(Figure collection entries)

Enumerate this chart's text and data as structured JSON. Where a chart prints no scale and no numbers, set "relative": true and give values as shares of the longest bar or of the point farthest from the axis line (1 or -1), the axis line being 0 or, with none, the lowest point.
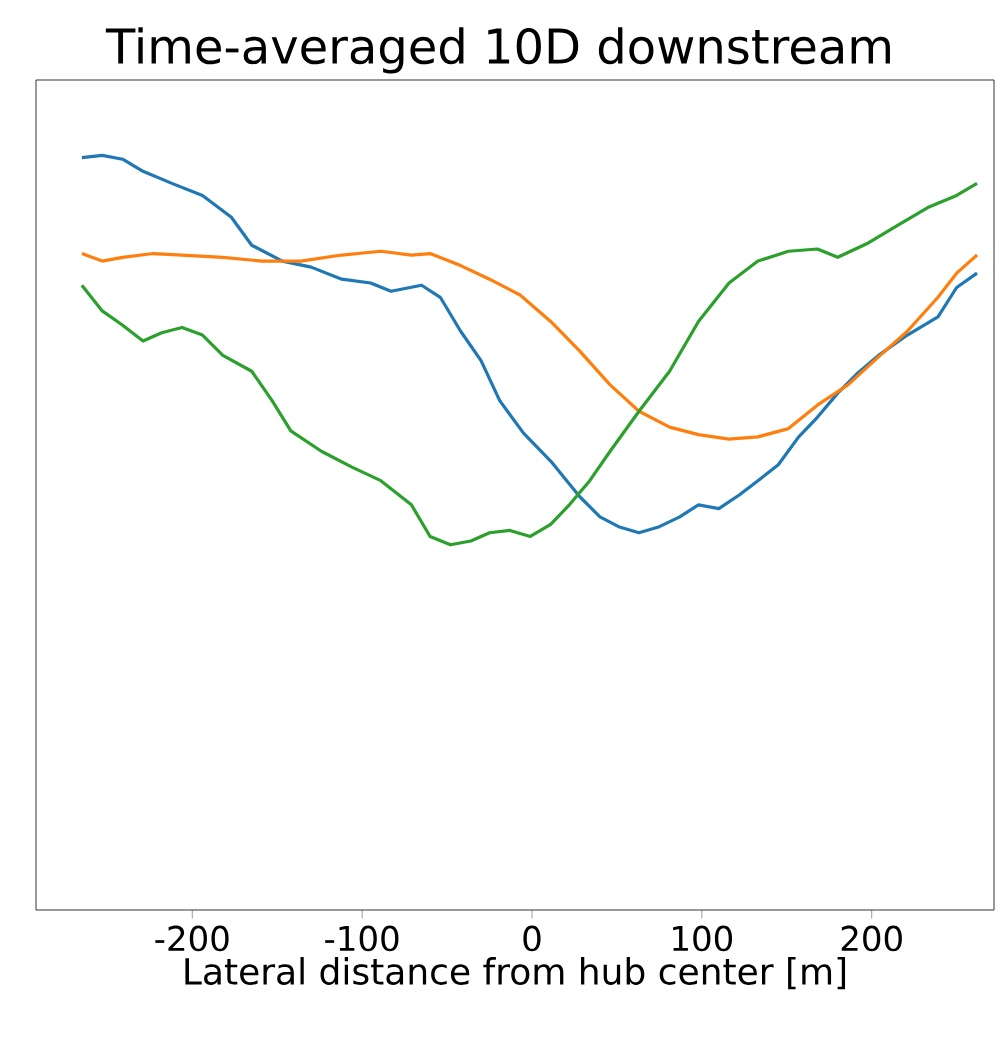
{
  "chart_data": {
    "type": "line",
    "title": "Time-averaged 10D downstream",
    "xlabel": "Lateral distance from hub center [m]",
    "relative": true,
    "xlim": [
      -292,
      272
    ],
    "xticks": [
      -200,
      -100,
      0,
      100,
      200
    ],
    "tick_labels": "x",
    "grid": false,
    "marker": "none",
    "line_style": "solid",
    "series": [
      {
        "color": "#1f77b4",
        "x": [
          -265,
          -253,
          -241,
          -229,
          -212,
          -194,
          -177,
          -165,
          -147,
          -130,
          -112,
          -95,
          -83,
          -65,
          -54,
          -42,
          -30,
          -19,
          -5,
          11,
          28,
          40,
          51,
          63,
          75,
          87,
          98,
          110,
          122,
          133,
          145,
          157,
          168,
          180,
          192,
          204,
          221,
          239,
          250,
          262
        ],
        "values": [
          0.997,
          1,
          0.995,
          0.979,
          0.963,
          0.947,
          0.918,
          0.881,
          0.86,
          0.852,
          0.836,
          0.831,
          0.82,
          0.828,
          0.812,
          0.767,
          0.728,
          0.675,
          0.632,
          0.595,
          0.548,
          0.521,
          0.508,
          0.5,
          0.508,
          0.521,
          0.537,
          0.532,
          0.55,
          0.569,
          0.59,
          0.627,
          0.653,
          0.685,
          0.712,
          0.735,
          0.762,
          0.786,
          0.825,
          0.844
        ]
      },
      {
        "color": "#ff7f0e",
        "x": [
          -265,
          -253,
          -241,
          -223,
          -206,
          -182,
          -159,
          -136,
          -112,
          -89,
          -71,
          -60,
          -42,
          -25,
          -7,
          11,
          28,
          46,
          63,
          81,
          98,
          116,
          133,
          151,
          168,
          186,
          204,
          221,
          239,
          250,
          262
        ],
        "values": [
          0.87,
          0.86,
          0.865,
          0.87,
          0.868,
          0.865,
          0.86,
          0.86,
          0.868,
          0.873,
          0.868,
          0.87,
          0.854,
          0.836,
          0.815,
          0.78,
          0.741,
          0.696,
          0.661,
          0.64,
          0.63,
          0.624,
          0.627,
          0.638,
          0.669,
          0.696,
          0.733,
          0.767,
          0.812,
          0.844,
          0.868
        ]
      },
      {
        "color": "#2ca02c",
        "x": [
          -265,
          -253,
          -241,
          -229,
          -218,
          -206,
          -194,
          -182,
          -165,
          -153,
          -142,
          -124,
          -106,
          -89,
          -71,
          -60,
          -48,
          -36,
          -25,
          -13,
          -1,
          11,
          22,
          34,
          46,
          63,
          81,
          98,
          116,
          133,
          151,
          168,
          180,
          198,
          215,
          233,
          250,
          262
        ],
        "values": [
          0.828,
          0.794,
          0.775,
          0.754,
          0.765,
          0.772,
          0.762,
          0.735,
          0.714,
          0.675,
          0.635,
          0.608,
          0.587,
          0.569,
          0.537,
          0.495,
          0.484,
          0.489,
          0.5,
          0.503,
          0.495,
          0.511,
          0.537,
          0.569,
          0.608,
          0.661,
          0.714,
          0.78,
          0.831,
          0.86,
          0.873,
          0.876,
          0.865,
          0.884,
          0.907,
          0.931,
          0.947,
          0.963
        ]
      }
    ]
  }
}
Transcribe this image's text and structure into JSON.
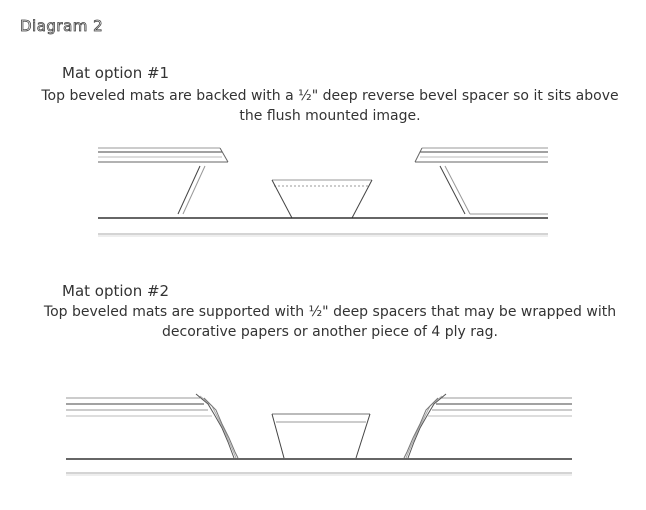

**Exercise:**
Make an exact copy of the data above, pictures excluded.

**Answer for the task:**
Enumerate this chart's text and data as structured JSON. Where a chart prints no scale and no numbers, set "relative": true and give values as shares of the longest bar or of the point farthest from the axis line (1 or -1), the axis line being 0 or, with none, the lowest point.
{
  "chart_data": {
    "type": "line",
    "title": "Time-averaged 10D downstream",
    "xlabel": "Lateral distance from hub center [m]",
    "relative": true,
    "xlim": [
      -292,
      272
    ],
    "xticks": [
      -200,
      -100,
      0,
      100,
      200
    ],
    "tick_labels": "x",
    "grid": false,
    "marker": "none",
    "line_style": "solid",
    "series": [
      {
        "color": "#1f77b4",
        "x": [
          -265,
          -253,
          -241,
          -229,
          -212,
          -194,
          -177,
          -165,
          -147,
          -130,
          -112,
          -95,
          -83,
          -65,
          -54,
          -42,
          -30,
          -19,
          -5,
          11,
          28,
          40,
          51,
          63,
          75,
          87,
          98,
          110,
          122,
          133,
          145,
          157,
          168,
          180,
          192,
          204,
          221,
          239,
          250,
          262
        ],
        "values": [
          0.997,
          1,
          0.995,
          0.979,
          0.963,
          0.947,
          0.918,
          0.881,
          0.86,
          0.852,
          0.836,
          0.831,
          0.82,
          0.828,
          0.812,
          0.767,
          0.728,
          0.675,
          0.632,
          0.595,
          0.548,
          0.521,
          0.508,
          0.5,
          0.508,
          0.521,
          0.537,
          0.532,
          0.55,
          0.569,
          0.59,
          0.627,
          0.653,
          0.685,
          0.712,
          0.735,
          0.762,
          0.786,
          0.825,
          0.844
        ]
      },
      {
        "color": "#ff7f0e",
        "x": [
          -265,
          -253,
          -241,
          -223,
          -206,
          -182,
          -159,
          -136,
          -112,
          -89,
          -71,
          -60,
          -42,
          -25,
          -7,
          11,
          28,
          46,
          63,
          81,
          98,
          116,
          133,
          151,
          168,
          186,
          204,
          221,
          239,
          250,
          262
        ],
        "values": [
          0.87,
          0.86,
          0.865,
          0.87,
          0.868,
          0.865,
          0.86,
          0.86,
          0.868,
          0.873,
          0.868,
          0.87,
          0.854,
          0.836,
          0.815,
          0.78,
          0.741,
          0.696,
          0.661,
          0.64,
          0.63,
          0.624,
          0.627,
          0.638,
          0.669,
          0.696,
          0.733,
          0.767,
          0.812,
          0.844,
          0.868
        ]
      },
      {
        "color": "#2ca02c",
        "x": [
          -265,
          -253,
          -241,
          -229,
          -218,
          -206,
          -194,
          -182,
          -165,
          -153,
          -142,
          -124,
          -106,
          -89,
          -71,
          -60,
          -48,
          -36,
          -25,
          -13,
          -1,
          11,
          22,
          34,
          46,
          63,
          81,
          98,
          116,
          133,
          151,
          168,
          180,
          198,
          215,
          233,
          250,
          262
        ],
        "values": [
          0.828,
          0.794,
          0.775,
          0.754,
          0.765,
          0.772,
          0.762,
          0.735,
          0.714,
          0.675,
          0.635,
          0.608,
          0.587,
          0.569,
          0.537,
          0.495,
          0.484,
          0.489,
          0.5,
          0.503,
          0.495,
          0.511,
          0.537,
          0.569,
          0.608,
          0.661,
          0.714,
          0.78,
          0.831,
          0.86,
          0.873,
          0.876,
          0.865,
          0.884,
          0.907,
          0.931,
          0.947,
          0.963
        ]
      }
    ]
  }
}
Transcribe this image's text and structure into JSON.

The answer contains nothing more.